Extracted data:
——————————

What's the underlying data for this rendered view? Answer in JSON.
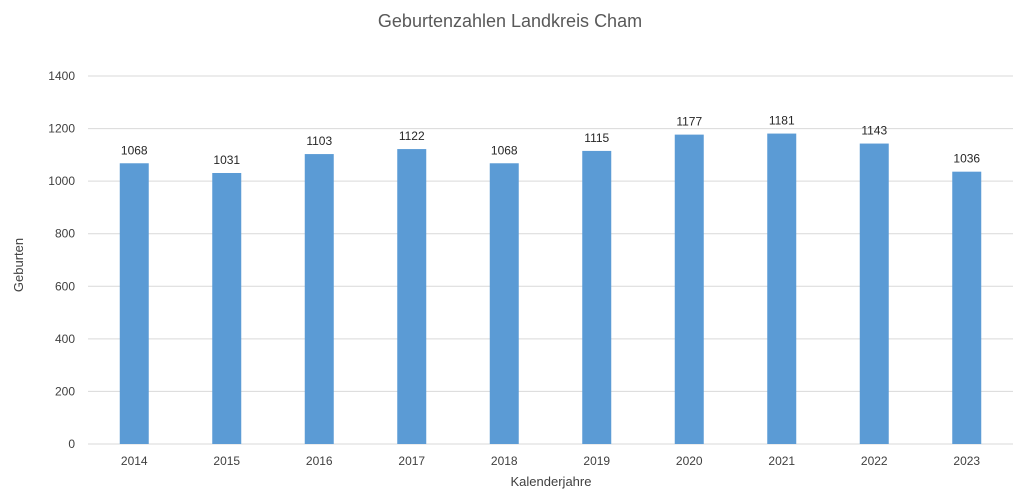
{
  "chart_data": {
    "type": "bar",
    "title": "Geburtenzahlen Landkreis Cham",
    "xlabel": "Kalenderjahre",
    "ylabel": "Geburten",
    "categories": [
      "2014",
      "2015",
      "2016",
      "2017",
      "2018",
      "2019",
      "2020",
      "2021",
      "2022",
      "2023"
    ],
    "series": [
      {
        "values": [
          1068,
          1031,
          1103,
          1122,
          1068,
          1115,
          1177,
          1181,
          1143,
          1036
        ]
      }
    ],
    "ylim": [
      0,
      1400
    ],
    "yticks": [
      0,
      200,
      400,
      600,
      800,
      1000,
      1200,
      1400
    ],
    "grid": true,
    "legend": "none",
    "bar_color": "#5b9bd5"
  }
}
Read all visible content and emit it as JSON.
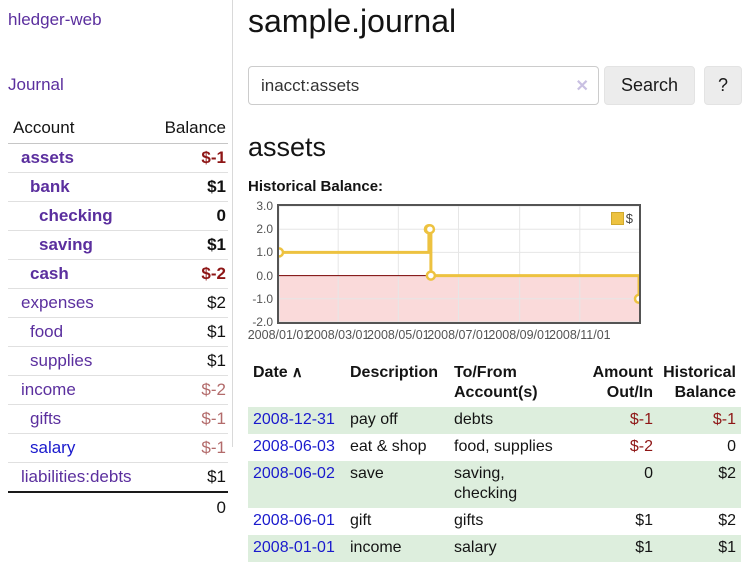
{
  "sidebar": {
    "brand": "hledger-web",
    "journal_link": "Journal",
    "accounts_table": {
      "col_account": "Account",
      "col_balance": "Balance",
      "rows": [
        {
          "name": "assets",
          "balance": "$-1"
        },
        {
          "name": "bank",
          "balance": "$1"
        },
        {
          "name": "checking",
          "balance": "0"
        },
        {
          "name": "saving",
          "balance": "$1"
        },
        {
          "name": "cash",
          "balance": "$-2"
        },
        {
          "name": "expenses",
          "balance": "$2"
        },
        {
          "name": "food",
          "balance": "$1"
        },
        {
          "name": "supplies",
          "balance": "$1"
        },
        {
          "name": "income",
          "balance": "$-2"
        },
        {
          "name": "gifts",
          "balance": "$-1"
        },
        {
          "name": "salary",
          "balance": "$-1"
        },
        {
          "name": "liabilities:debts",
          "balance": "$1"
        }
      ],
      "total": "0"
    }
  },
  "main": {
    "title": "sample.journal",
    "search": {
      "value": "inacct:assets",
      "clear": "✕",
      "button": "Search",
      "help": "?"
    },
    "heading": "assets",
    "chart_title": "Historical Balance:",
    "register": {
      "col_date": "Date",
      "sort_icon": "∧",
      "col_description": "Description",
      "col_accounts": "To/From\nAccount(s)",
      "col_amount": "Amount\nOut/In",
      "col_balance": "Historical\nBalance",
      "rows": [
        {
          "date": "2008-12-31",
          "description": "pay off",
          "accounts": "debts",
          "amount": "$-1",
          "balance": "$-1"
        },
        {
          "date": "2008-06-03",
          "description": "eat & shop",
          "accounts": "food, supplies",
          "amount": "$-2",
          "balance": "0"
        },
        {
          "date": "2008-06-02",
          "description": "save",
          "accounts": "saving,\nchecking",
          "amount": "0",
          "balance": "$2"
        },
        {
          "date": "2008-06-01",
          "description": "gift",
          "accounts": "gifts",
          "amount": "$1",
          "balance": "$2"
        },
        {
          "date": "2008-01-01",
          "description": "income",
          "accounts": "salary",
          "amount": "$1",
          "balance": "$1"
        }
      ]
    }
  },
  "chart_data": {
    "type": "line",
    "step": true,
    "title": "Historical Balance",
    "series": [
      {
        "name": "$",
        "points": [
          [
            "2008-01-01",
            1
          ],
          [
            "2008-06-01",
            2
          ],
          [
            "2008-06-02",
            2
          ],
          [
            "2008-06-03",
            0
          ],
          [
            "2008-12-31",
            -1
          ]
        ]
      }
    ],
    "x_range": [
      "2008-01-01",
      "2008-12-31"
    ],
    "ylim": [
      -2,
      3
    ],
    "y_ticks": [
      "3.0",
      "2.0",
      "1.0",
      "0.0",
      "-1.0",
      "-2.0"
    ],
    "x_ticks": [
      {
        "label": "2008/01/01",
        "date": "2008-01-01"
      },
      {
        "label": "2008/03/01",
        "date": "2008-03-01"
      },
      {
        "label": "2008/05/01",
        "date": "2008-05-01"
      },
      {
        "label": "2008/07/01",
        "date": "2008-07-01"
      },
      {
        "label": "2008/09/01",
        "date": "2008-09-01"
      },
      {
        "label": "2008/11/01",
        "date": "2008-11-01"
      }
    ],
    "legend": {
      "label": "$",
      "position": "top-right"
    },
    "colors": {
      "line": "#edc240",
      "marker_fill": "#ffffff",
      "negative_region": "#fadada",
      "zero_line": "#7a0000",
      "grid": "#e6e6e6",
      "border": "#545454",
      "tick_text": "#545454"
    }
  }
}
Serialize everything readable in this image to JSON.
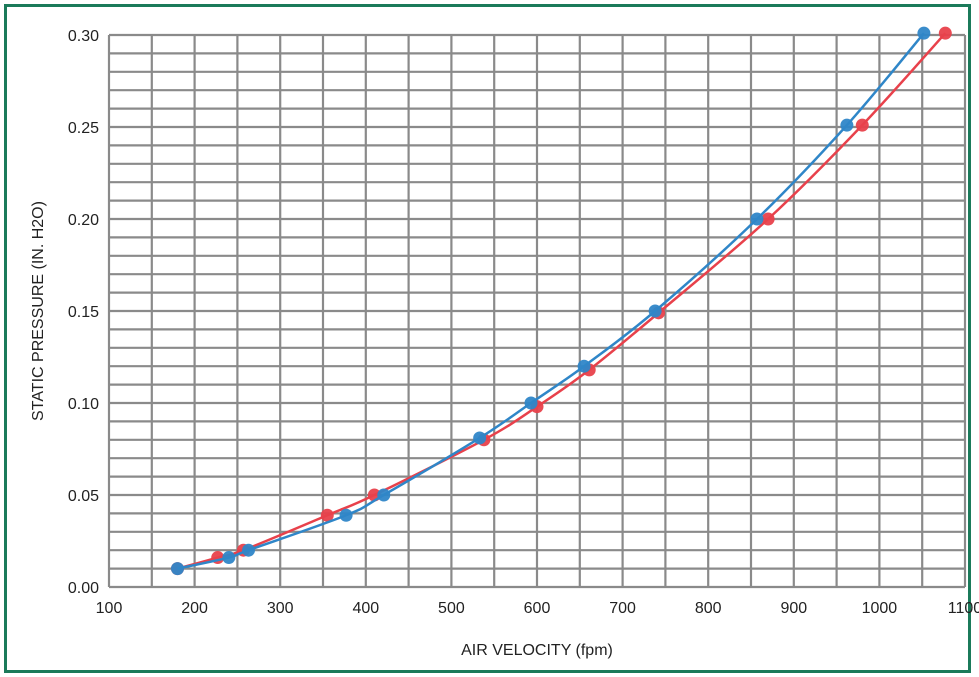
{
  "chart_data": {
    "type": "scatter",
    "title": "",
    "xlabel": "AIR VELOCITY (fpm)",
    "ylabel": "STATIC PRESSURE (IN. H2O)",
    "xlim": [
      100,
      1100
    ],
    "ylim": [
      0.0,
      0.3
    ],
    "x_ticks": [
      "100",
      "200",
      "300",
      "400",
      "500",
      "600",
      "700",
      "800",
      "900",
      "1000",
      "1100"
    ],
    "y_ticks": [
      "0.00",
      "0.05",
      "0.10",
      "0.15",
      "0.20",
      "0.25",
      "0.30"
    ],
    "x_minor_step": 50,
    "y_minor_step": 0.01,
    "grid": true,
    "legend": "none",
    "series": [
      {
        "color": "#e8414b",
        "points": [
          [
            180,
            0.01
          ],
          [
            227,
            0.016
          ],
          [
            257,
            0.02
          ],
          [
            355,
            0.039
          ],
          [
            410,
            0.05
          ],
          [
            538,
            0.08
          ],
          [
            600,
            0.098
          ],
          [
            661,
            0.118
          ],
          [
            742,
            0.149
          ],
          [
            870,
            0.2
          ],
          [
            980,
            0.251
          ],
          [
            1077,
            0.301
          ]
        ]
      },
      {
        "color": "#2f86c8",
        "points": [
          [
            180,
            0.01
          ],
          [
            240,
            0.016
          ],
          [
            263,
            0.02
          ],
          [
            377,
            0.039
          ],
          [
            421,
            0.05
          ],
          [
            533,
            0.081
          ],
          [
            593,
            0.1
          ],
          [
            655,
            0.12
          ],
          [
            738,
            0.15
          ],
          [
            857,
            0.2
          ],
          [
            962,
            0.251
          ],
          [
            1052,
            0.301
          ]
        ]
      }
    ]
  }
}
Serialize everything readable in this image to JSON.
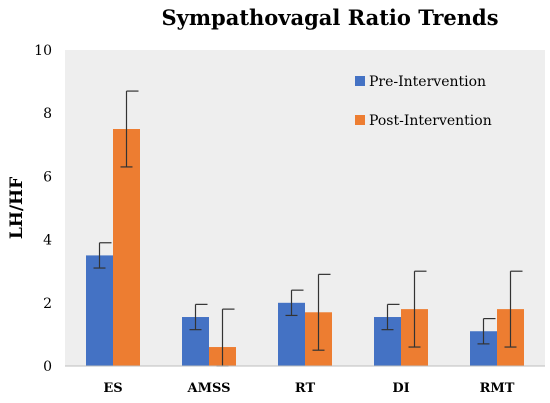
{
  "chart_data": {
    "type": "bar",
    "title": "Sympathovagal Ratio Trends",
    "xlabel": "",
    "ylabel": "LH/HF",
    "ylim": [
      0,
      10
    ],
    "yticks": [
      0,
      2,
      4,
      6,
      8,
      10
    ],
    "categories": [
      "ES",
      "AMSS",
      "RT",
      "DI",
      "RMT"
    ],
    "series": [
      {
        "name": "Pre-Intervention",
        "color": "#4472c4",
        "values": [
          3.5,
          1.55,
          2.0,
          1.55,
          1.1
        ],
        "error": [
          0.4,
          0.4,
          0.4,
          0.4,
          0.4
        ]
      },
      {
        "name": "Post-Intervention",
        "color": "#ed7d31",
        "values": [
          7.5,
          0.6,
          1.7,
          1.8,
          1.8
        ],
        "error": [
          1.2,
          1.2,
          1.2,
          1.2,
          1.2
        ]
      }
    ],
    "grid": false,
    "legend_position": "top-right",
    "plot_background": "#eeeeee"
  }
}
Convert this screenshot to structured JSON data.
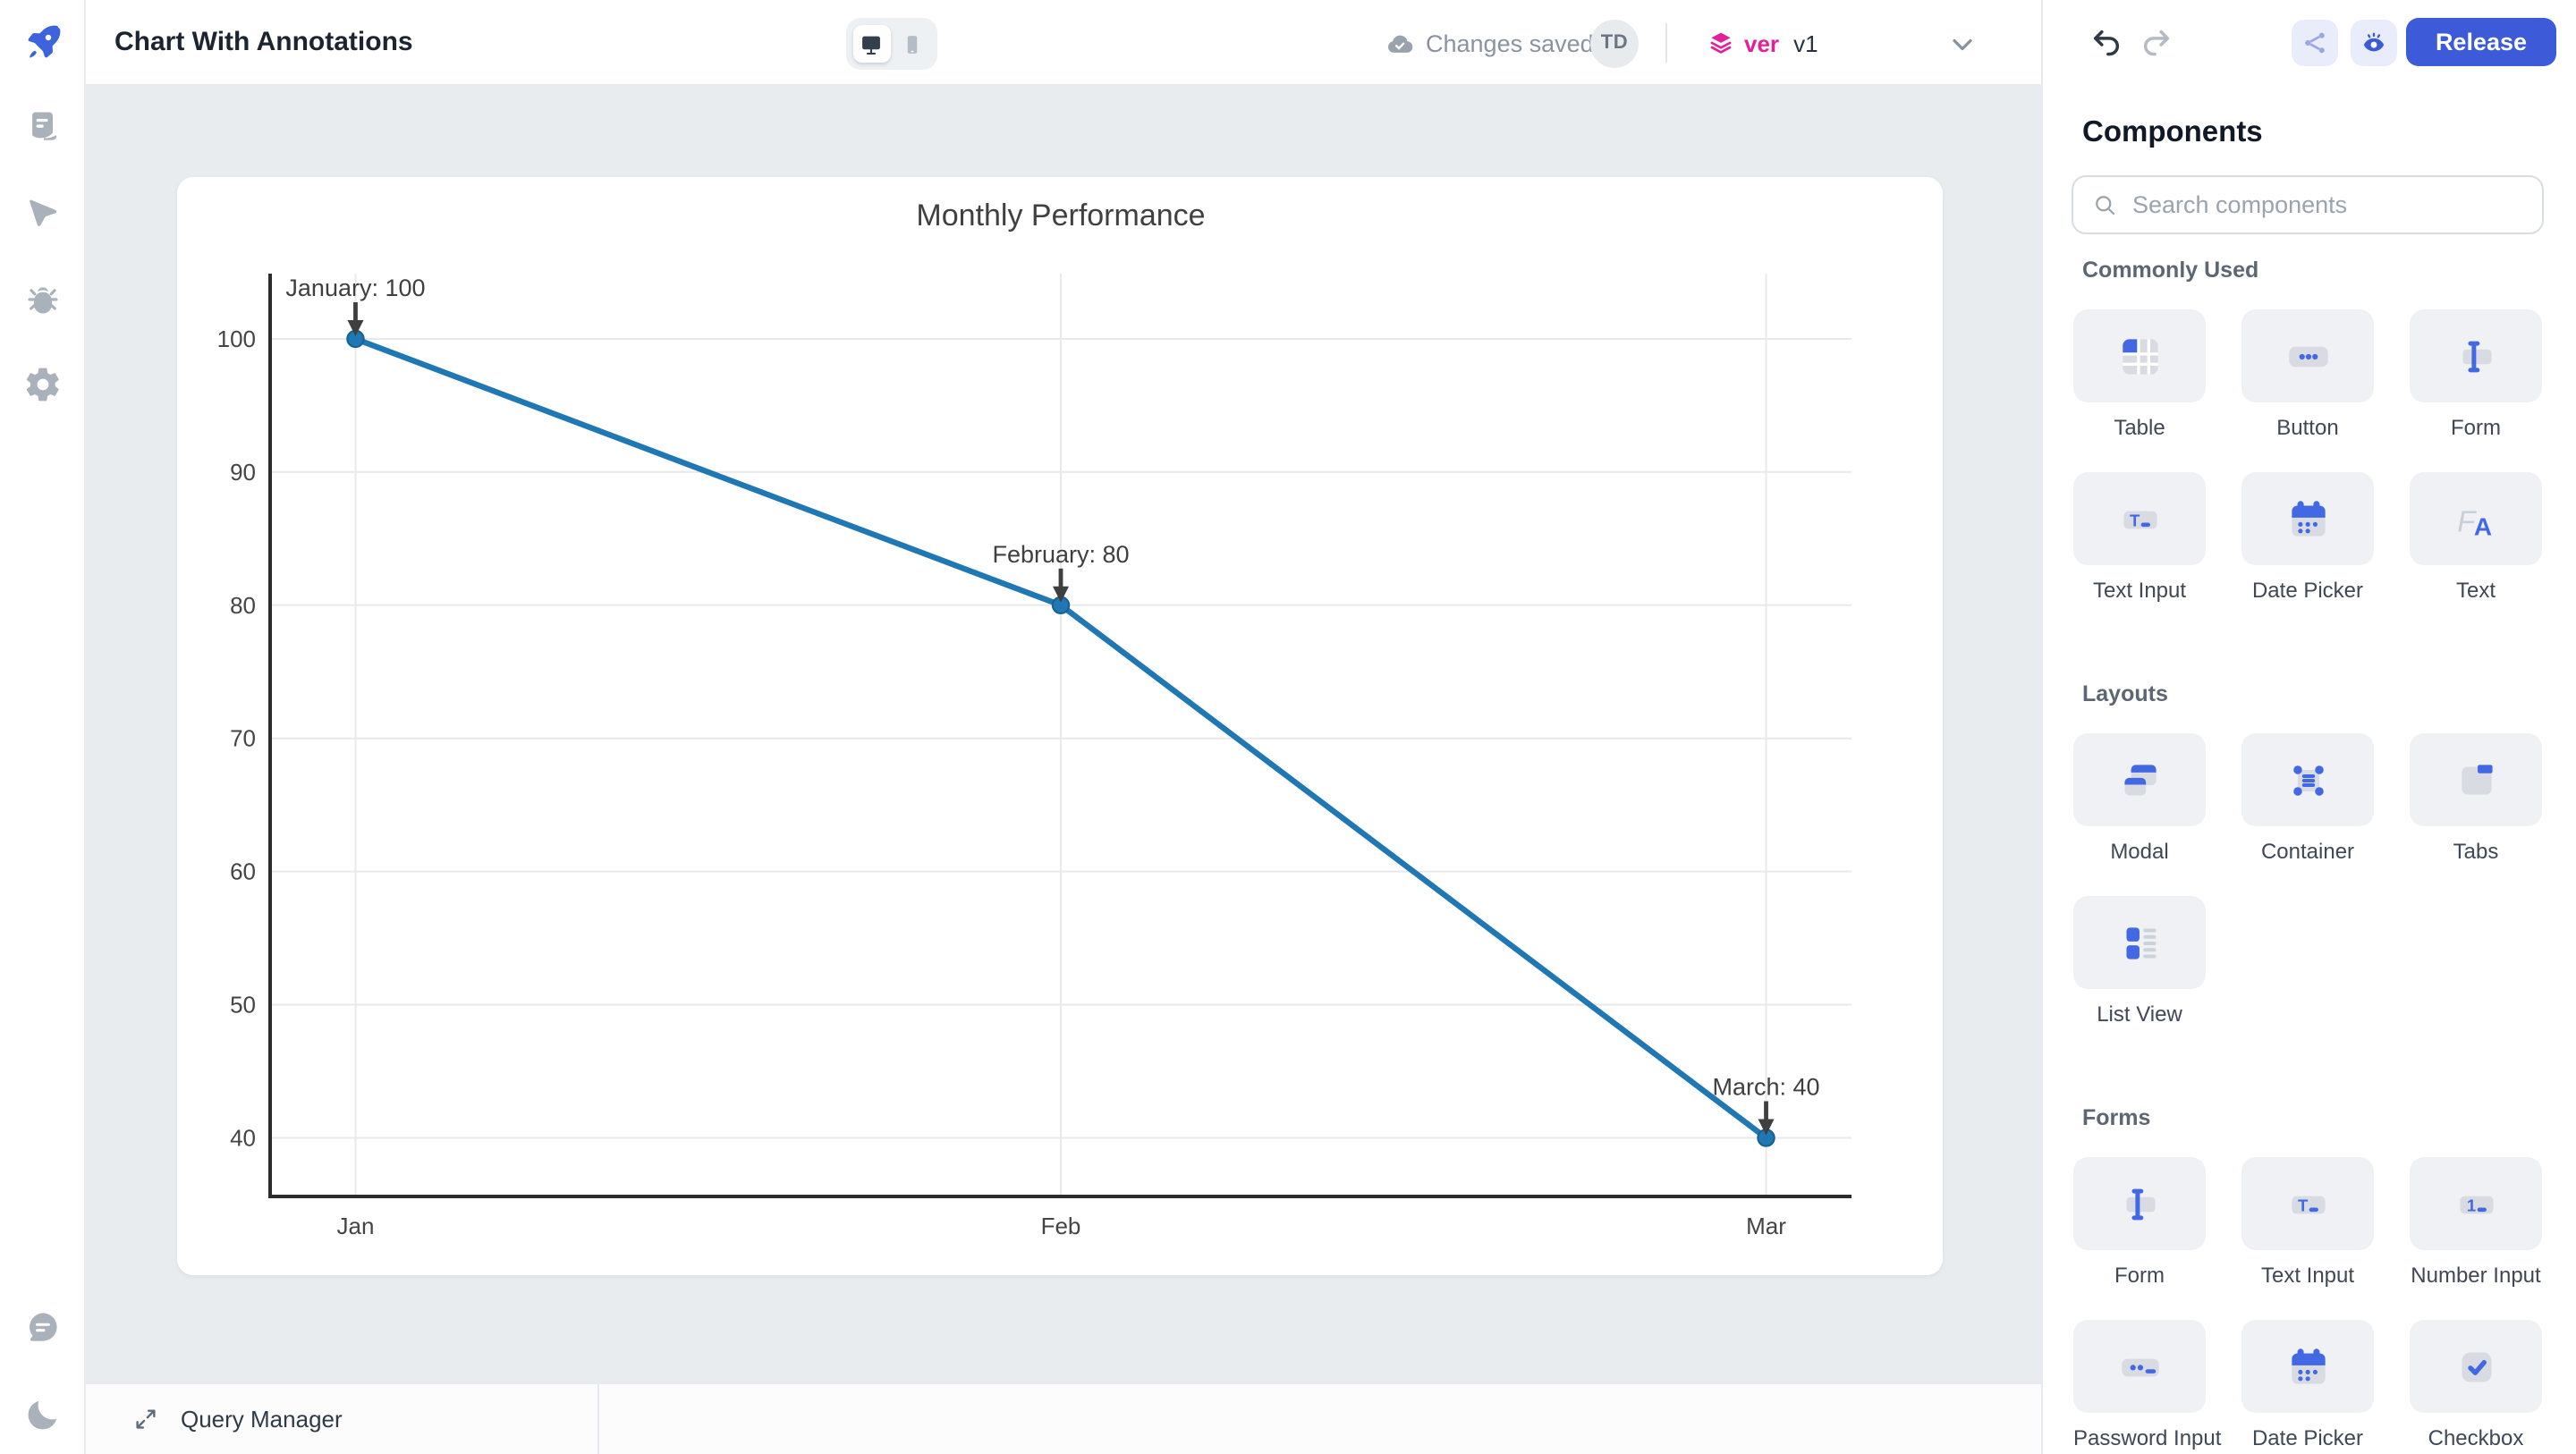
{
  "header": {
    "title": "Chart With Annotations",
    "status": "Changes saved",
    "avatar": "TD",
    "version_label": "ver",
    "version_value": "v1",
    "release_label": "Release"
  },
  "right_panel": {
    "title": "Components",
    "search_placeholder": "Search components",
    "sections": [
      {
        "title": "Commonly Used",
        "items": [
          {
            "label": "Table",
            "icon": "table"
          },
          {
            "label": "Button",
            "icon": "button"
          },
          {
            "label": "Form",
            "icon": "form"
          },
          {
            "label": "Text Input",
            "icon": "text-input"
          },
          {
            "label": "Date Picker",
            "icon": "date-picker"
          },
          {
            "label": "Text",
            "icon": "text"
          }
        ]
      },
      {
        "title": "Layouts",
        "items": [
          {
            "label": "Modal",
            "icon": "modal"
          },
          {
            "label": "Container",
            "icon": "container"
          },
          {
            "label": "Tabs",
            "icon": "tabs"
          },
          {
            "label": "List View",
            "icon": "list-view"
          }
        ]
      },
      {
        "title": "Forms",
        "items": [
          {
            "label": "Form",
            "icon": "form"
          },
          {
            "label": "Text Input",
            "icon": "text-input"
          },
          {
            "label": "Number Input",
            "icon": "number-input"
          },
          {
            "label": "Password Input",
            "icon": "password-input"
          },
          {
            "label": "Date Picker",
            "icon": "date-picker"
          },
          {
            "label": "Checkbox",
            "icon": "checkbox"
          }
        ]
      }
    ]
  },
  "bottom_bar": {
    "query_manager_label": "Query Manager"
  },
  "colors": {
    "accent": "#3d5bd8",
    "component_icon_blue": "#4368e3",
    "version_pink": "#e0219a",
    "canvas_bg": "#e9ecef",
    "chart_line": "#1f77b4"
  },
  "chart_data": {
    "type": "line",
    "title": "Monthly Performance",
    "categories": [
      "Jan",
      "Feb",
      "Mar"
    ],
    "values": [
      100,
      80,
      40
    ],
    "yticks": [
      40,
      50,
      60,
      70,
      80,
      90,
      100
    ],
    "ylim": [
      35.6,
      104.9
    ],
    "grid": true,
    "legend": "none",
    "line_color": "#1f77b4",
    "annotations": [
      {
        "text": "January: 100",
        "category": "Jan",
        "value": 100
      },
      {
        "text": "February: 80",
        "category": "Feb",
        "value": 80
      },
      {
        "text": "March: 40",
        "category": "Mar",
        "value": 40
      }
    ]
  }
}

——————————

What you have to do:
In the material above, find each line that contains the word "category", and select it.

Answer below:
        "category": "Jan",
        "category": "Feb",
        "category": "Mar",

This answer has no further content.